▶ **Record excerpts**
==========

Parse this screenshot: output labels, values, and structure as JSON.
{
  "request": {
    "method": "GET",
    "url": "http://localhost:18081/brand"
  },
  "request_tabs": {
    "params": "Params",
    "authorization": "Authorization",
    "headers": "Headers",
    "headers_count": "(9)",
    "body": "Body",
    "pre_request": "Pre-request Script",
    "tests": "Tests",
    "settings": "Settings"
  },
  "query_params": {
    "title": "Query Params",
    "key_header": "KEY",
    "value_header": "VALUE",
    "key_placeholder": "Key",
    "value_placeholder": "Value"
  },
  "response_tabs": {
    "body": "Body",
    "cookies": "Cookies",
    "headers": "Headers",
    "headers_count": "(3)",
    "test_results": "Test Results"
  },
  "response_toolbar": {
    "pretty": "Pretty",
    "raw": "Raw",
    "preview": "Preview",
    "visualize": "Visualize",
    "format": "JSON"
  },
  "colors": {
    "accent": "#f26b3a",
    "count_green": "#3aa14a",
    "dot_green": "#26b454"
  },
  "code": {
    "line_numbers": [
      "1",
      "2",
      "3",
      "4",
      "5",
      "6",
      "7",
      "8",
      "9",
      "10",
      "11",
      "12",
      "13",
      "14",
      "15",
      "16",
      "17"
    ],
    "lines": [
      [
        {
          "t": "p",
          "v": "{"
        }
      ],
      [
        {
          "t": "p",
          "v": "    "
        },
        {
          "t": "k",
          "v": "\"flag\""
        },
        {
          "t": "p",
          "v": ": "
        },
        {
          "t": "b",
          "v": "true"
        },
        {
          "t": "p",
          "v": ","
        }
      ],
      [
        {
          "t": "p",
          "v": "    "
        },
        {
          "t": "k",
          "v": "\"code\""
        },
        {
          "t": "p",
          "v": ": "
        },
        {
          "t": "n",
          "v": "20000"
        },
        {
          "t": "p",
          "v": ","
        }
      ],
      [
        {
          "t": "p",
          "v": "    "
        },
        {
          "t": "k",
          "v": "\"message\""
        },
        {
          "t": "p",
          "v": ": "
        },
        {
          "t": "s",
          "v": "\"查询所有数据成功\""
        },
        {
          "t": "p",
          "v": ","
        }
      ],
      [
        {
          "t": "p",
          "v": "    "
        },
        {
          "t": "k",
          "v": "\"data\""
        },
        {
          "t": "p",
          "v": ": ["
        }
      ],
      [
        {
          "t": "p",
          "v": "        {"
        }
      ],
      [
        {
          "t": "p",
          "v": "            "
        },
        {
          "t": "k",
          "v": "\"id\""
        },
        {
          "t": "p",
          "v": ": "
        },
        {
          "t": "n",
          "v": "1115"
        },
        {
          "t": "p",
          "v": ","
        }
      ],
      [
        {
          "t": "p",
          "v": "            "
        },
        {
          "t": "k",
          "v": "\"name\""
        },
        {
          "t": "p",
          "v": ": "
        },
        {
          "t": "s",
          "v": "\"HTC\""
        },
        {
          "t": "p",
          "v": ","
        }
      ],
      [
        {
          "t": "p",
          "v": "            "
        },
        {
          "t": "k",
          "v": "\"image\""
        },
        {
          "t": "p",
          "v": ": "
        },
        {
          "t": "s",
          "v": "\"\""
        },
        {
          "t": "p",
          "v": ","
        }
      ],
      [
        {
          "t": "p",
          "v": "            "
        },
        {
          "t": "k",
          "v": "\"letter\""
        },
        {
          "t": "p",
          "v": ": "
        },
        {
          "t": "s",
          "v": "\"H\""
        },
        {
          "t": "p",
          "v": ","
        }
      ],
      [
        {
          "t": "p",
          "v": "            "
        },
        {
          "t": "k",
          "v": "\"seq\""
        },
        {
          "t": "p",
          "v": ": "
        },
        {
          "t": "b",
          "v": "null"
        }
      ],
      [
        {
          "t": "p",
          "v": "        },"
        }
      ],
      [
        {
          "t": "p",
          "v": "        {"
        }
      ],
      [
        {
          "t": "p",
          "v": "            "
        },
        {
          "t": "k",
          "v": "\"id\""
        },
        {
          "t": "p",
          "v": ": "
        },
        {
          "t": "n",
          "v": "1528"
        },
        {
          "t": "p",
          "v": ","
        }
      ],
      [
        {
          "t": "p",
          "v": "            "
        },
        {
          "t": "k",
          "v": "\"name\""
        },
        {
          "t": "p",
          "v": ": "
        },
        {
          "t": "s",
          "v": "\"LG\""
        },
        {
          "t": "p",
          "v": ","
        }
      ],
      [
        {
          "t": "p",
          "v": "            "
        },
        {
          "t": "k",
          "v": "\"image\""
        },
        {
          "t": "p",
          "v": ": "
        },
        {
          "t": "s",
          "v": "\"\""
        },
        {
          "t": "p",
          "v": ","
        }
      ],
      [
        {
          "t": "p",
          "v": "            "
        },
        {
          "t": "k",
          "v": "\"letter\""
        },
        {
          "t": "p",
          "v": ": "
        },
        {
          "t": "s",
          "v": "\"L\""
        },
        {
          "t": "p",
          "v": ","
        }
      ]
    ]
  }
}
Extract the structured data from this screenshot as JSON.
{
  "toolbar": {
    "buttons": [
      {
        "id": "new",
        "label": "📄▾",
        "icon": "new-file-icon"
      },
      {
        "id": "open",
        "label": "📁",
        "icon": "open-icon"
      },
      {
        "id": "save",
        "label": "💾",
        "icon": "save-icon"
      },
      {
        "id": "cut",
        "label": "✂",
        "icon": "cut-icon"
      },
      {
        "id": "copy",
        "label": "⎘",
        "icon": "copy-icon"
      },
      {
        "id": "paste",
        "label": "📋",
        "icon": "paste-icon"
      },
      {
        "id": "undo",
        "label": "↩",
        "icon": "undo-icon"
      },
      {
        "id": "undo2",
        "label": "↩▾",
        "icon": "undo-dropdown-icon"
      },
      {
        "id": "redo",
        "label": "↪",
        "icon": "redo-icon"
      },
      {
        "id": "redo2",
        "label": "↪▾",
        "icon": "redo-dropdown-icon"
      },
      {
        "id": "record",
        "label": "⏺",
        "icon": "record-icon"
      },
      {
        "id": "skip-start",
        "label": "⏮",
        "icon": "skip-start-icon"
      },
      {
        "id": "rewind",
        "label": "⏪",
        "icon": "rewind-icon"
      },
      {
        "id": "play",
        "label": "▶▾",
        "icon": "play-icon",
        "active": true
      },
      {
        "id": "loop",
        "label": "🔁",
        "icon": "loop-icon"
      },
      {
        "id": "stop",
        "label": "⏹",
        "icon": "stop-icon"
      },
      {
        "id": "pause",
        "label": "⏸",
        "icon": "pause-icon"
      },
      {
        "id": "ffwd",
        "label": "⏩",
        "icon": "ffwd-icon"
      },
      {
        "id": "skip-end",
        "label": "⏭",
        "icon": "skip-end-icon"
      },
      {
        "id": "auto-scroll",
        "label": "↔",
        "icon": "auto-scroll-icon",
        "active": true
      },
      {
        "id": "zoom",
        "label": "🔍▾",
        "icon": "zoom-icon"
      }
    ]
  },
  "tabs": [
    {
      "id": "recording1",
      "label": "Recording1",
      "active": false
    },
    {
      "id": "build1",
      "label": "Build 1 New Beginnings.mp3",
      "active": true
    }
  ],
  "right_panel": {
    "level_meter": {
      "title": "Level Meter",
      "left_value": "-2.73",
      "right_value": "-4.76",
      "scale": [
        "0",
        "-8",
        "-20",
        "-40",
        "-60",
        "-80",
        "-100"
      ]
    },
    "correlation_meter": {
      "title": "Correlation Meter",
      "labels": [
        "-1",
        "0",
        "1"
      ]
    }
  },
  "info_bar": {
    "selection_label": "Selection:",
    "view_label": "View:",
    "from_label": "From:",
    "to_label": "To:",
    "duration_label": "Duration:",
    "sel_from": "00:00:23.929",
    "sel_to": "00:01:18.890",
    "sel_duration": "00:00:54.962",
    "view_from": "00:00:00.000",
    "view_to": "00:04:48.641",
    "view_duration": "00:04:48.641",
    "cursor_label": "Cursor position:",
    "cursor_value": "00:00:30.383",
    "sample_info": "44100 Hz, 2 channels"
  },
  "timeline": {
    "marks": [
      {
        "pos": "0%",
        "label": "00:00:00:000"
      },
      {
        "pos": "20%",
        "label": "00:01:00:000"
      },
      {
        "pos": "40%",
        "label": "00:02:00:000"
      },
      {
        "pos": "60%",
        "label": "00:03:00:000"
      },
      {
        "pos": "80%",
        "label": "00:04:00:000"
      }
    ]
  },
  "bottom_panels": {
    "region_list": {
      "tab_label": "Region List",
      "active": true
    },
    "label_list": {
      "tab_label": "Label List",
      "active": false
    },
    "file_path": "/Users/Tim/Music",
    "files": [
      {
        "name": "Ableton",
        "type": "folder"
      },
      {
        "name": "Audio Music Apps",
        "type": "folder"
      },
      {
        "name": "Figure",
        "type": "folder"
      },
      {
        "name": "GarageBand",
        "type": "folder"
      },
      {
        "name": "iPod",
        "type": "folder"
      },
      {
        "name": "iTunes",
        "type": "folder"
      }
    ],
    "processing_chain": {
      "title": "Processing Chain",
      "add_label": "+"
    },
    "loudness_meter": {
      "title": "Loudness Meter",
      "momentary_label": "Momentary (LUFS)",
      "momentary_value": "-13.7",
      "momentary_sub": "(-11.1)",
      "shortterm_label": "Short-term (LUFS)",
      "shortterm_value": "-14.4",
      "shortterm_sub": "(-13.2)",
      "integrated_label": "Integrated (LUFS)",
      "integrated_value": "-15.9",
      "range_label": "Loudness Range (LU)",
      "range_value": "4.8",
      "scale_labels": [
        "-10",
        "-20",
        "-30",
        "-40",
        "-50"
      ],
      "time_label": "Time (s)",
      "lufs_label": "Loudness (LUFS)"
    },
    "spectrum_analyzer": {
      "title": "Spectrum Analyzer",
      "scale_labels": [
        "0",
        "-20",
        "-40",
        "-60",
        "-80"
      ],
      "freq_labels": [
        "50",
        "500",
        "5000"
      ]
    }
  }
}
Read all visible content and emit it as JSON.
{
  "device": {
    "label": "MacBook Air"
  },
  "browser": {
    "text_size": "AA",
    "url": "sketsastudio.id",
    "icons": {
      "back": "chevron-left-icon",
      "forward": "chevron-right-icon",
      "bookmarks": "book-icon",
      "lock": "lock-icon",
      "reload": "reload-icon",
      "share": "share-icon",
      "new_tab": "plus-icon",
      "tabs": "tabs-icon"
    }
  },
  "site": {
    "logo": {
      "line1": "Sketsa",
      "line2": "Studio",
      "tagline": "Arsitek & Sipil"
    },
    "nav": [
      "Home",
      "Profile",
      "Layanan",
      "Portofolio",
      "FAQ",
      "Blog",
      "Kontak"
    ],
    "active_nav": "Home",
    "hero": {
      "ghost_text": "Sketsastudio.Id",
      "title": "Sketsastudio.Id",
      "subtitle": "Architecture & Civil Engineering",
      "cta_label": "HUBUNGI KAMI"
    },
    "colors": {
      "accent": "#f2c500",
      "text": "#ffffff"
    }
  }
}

==========

▶ **Goal of the exercise**
Extract every line containing the string "Music" from the material.

▶ **Result of this task**
    "file_path": "/Users/Tim/Music",
        "name": "Audio Music Apps",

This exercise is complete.